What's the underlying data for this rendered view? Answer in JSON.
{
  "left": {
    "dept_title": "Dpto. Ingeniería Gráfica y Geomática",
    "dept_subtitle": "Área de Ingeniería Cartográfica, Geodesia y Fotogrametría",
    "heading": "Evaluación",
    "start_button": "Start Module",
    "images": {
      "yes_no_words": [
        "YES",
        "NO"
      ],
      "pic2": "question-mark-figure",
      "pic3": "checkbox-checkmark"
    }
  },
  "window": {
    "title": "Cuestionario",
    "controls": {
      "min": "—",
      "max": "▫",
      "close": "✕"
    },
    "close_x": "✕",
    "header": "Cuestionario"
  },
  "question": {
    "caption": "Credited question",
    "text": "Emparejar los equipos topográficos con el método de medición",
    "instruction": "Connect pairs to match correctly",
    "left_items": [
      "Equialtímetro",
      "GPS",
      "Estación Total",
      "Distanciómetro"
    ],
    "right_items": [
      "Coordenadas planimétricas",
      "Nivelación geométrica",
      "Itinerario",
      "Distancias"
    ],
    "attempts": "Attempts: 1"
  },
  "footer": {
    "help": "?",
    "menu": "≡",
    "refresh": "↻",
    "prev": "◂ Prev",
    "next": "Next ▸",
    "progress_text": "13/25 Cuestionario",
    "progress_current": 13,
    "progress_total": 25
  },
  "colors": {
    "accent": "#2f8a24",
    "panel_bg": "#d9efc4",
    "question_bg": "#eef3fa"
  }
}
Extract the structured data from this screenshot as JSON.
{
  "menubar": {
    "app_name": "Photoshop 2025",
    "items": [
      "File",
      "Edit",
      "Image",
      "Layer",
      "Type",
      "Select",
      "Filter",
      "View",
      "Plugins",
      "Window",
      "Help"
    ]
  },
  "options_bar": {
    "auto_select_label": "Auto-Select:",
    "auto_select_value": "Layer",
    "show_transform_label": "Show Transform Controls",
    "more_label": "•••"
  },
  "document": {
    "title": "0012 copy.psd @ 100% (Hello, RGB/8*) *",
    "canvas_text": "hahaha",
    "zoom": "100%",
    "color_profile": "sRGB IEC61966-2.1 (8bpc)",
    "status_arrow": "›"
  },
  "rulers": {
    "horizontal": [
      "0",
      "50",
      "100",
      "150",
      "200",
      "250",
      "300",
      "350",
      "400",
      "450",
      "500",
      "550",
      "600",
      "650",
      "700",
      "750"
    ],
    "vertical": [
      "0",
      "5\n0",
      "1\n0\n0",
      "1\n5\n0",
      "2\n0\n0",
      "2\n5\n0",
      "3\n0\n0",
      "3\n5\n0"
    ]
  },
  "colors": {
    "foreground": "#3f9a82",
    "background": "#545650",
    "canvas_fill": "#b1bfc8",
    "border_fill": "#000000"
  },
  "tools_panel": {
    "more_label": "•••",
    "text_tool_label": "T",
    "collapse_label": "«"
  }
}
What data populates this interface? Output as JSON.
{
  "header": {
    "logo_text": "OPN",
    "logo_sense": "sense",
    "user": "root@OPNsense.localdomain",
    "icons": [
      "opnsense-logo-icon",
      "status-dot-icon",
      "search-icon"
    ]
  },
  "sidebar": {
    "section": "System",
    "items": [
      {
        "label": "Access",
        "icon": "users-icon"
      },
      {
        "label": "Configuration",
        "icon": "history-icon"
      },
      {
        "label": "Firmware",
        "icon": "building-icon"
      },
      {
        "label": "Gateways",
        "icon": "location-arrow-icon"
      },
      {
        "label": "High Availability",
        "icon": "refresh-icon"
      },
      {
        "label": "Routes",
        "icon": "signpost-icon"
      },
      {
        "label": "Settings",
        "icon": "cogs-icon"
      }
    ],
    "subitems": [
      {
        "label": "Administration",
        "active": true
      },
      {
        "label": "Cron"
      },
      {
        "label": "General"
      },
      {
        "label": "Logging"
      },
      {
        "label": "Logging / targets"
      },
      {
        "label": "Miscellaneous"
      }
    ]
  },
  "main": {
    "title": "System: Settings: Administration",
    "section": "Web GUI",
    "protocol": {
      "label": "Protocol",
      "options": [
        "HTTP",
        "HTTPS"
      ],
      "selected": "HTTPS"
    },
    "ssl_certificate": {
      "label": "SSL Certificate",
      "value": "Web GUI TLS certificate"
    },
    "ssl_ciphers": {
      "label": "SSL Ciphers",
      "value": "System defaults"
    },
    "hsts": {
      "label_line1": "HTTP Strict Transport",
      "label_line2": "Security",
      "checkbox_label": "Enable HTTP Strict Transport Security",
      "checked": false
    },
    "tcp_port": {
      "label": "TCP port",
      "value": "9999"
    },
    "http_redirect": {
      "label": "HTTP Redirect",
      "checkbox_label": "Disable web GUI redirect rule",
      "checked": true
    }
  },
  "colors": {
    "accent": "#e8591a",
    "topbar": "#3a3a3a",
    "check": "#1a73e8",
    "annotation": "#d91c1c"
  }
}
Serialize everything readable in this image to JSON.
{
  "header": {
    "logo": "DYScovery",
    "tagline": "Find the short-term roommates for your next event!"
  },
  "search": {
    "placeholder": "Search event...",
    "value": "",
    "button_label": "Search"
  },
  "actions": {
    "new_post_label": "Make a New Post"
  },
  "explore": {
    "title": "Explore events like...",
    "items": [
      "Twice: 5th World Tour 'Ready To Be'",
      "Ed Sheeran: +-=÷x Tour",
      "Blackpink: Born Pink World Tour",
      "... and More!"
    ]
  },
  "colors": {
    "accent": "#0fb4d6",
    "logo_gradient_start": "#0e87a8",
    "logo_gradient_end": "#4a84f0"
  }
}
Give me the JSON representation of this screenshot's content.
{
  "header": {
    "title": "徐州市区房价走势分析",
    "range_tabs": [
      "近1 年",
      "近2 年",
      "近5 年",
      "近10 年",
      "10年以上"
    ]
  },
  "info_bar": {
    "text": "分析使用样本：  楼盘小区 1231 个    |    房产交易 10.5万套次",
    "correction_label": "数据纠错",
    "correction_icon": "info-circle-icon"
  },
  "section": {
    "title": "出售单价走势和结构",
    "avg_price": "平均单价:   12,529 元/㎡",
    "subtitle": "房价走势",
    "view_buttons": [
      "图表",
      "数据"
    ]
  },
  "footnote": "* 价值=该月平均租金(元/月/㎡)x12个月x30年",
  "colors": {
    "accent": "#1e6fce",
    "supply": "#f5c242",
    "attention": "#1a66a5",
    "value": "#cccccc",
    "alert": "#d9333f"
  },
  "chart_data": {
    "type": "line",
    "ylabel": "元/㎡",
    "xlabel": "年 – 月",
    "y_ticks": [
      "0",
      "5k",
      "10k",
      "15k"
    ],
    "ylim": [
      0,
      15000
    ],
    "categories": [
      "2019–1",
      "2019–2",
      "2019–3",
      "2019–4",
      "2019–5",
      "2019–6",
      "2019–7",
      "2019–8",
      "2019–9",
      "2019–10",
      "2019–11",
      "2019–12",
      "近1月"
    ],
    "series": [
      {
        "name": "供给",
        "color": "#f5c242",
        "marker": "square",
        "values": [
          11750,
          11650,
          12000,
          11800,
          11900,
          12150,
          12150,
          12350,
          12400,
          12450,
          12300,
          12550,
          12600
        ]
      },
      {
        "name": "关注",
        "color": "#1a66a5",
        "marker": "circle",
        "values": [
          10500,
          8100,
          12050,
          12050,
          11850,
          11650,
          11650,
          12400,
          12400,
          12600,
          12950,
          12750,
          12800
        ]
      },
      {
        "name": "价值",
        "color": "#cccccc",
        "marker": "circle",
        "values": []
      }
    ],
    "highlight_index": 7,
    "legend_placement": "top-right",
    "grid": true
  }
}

━━━━━━━━━━━━━━━━━━━━

* **WHAT TO PRODUCE**:
Write out the entries above once more, without altering anything.

* **RESPONSE**:
What's the underlying data for this rendered view? Answer in JSON.
{
  "left": {
    "dept_title": "Dpto. Ingeniería Gráfica y Geomática",
    "dept_subtitle": "Área de Ingeniería Cartográfica, Geodesia y Fotogrametría",
    "heading": "Evaluación",
    "start_button": "Start Module",
    "images": {
      "yes_no_words": [
        "YES",
        "NO"
      ],
      "pic2": "question-mark-figure",
      "pic3": "checkbox-checkmark"
    }
  },
  "window": {
    "title": "Cuestionario",
    "controls": {
      "min": "—",
      "max": "▫",
      "close": "✕"
    },
    "close_x": "✕",
    "header": "Cuestionario"
  },
  "question": {
    "caption": "Credited question",
    "text": "Emparejar los equipos topográficos con el método de medición",
    "instruction": "Connect pairs to match correctly",
    "left_items": [
      "Equialtímetro",
      "GPS",
      "Estación Total",
      "Distanciómetro"
    ],
    "right_items": [
      "Coordenadas planimétricas",
      "Nivelación geométrica",
      "Itinerario",
      "Distancias"
    ],
    "attempts": "Attempts: 1"
  },
  "footer": {
    "help": "?",
    "menu": "≡",
    "refresh": "↻",
    "prev": "◂ Prev",
    "next": "Next ▸",
    "progress_text": "13/25 Cuestionario",
    "progress_current": 13,
    "progress_total": 25
  },
  "colors": {
    "accent": "#2f8a24",
    "panel_bg": "#d9efc4",
    "question_bg": "#eef3fa"
  }
}
Extract the structured data from this screenshot as JSON.
{
  "menubar": {
    "app_name": "Photoshop 2025",
    "items": [
      "File",
      "Edit",
      "Image",
      "Layer",
      "Type",
      "Select",
      "Filter",
      "View",
      "Plugins",
      "Window",
      "Help"
    ]
  },
  "options_bar": {
    "auto_select_label": "Auto-Select:",
    "auto_select_value": "Layer",
    "show_transform_label": "Show Transform Controls",
    "more_label": "•••"
  },
  "document": {
    "title": "0012 copy.psd @ 100% (Hello, RGB/8*) *",
    "canvas_text": "hahaha",
    "zoom": "100%",
    "color_profile": "sRGB IEC61966-2.1 (8bpc)",
    "status_arrow": "›"
  },
  "rulers": {
    "horizontal": [
      "0",
      "50",
      "100",
      "150",
      "200",
      "250",
      "300",
      "350",
      "400",
      "450",
      "500",
      "550",
      "600",
      "650",
      "700",
      "750"
    ],
    "vertical": [
      "0",
      "5\n0",
      "1\n0\n0",
      "1\n5\n0",
      "2\n0\n0",
      "2\n5\n0",
      "3\n0\n0",
      "3\n5\n0"
    ]
  },
  "colors": {
    "foreground": "#3f9a82",
    "background": "#545650",
    "canvas_fill": "#b1bfc8",
    "border_fill": "#000000"
  },
  "tools_panel": {
    "more_label": "•••",
    "text_tool_label": "T",
    "collapse_label": "«"
  }
}
What data populates this interface? Output as JSON.
{
  "header": {
    "logo_text": "OPN",
    "logo_sense": "sense",
    "user": "root@OPNsense.localdomain",
    "icons": [
      "opnsense-logo-icon",
      "status-dot-icon",
      "search-icon"
    ]
  },
  "sidebar": {
    "section": "System",
    "items": [
      {
        "label": "Access",
        "icon": "users-icon"
      },
      {
        "label": "Configuration",
        "icon": "history-icon"
      },
      {
        "label": "Firmware",
        "icon": "building-icon"
      },
      {
        "label": "Gateways",
        "icon": "location-arrow-icon"
      },
      {
        "label": "High Availability",
        "icon": "refresh-icon"
      },
      {
        "label": "Routes",
        "icon": "signpost-icon"
      },
      {
        "label": "Settings",
        "icon": "cogs-icon"
      }
    ],
    "subitems": [
      {
        "label": "Administration",
        "active": true
      },
      {
        "label": "Cron"
      },
      {
        "label": "General"
      },
      {
        "label": "Logging"
      },
      {
        "label": "Logging / targets"
      },
      {
        "label": "Miscellaneous"
      }
    ]
  },
  "main": {
    "title": "System: Settings: Administration",
    "section": "Web GUI",
    "protocol": {
      "label": "Protocol",
      "options": [
        "HTTP",
        "HTTPS"
      ],
      "selected": "HTTPS"
    },
    "ssl_certificate": {
      "label": "SSL Certificate",
      "value": "Web GUI TLS certificate"
    },
    "ssl_ciphers": {
      "label": "SSL Ciphers",
      "value": "System defaults"
    },
    "hsts": {
      "label_line1": "HTTP Strict Transport",
      "label_line2": "Security",
      "checkbox_label": "Enable HTTP Strict Transport Security",
      "checked": false
    },
    "tcp_port": {
      "label": "TCP port",
      "value": "9999"
    },
    "http_redirect": {
      "label": "HTTP Redirect",
      "checkbox_label": "Disable web GUI redirect rule",
      "checked": true
    }
  },
  "colors": {
    "accent": "#e8591a",
    "topbar": "#3a3a3a",
    "check": "#1a73e8",
    "annotation": "#d91c1c"
  }
}
Serialize everything readable in this image to JSON.
{
  "header": {
    "logo": "DYScovery",
    "tagline": "Find the short-term roommates for your next event!"
  },
  "search": {
    "placeholder": "Search event...",
    "value": "",
    "button_label": "Search"
  },
  "actions": {
    "new_post_label": "Make a New Post"
  },
  "explore": {
    "title": "Explore events like...",
    "items": [
      "Twice: 5th World Tour 'Ready To Be'",
      "Ed Sheeran: +-=÷x Tour",
      "Blackpink: Born Pink World Tour",
      "... and More!"
    ]
  },
  "colors": {
    "accent": "#0fb4d6",
    "logo_gradient_start": "#0e87a8",
    "logo_gradient_end": "#4a84f0"
  }
}
Give me the JSON representation of this screenshot's content.
{
  "header": {
    "title": "徐州市区房价走势分析",
    "range_tabs": [
      "近1 年",
      "近2 年",
      "近5 年",
      "近10 年",
      "10年以上"
    ]
  },
  "info_bar": {
    "text": "分析使用样本：  楼盘小区 1231 个    |    房产交易 10.5万套次",
    "correction_label": "数据纠错",
    "correction_icon": "info-circle-icon"
  },
  "section": {
    "title": "出售单价走势和结构",
    "avg_price": "平均单价:   12,529 元/㎡",
    "subtitle": "房价走势",
    "view_buttons": [
      "图表",
      "数据"
    ]
  },
  "footnote": "* 价值=该月平均租金(元/月/㎡)x12个月x30年",
  "colors": {
    "accent": "#1e6fce",
    "supply": "#f5c242",
    "attention": "#1a66a5",
    "value": "#cccccc",
    "alert": "#d9333f"
  },
  "chart_data": {
    "type": "line",
    "ylabel": "元/㎡",
    "xlabel": "年 – 月",
    "y_ticks": [
      "0",
      "5k",
      "10k",
      "15k"
    ],
    "ylim": [
      0,
      15000
    ],
    "categories": [
      "2019–1",
      "2019–2",
      "2019–3",
      "2019–4",
      "2019–5",
      "2019–6",
      "2019–7",
      "2019–8",
      "2019–9",
      "2019–10",
      "2019–11",
      "2019–12",
      "近1月"
    ],
    "series": [
      {
        "name": "供给",
        "color": "#f5c242",
        "marker": "square",
        "values": [
          11750,
          11650,
          12000,
          11800,
          11900,
          12150,
          12150,
          12350,
          12400,
          12450,
          12300,
          12550,
          12600
        ]
      },
      {
        "name": "关注",
        "color": "#1a66a5",
        "marker": "circle",
        "values": [
          10500,
          8100,
          12050,
          12050,
          11850,
          11650,
          11650,
          12400,
          12400,
          12600,
          12950,
          12750,
          12800
        ]
      },
      {
        "name": "价值",
        "color": "#cccccc",
        "marker": "circle",
        "values": []
      }
    ],
    "highlight_index": 7,
    "legend_placement": "top-right",
    "grid": true
  }
}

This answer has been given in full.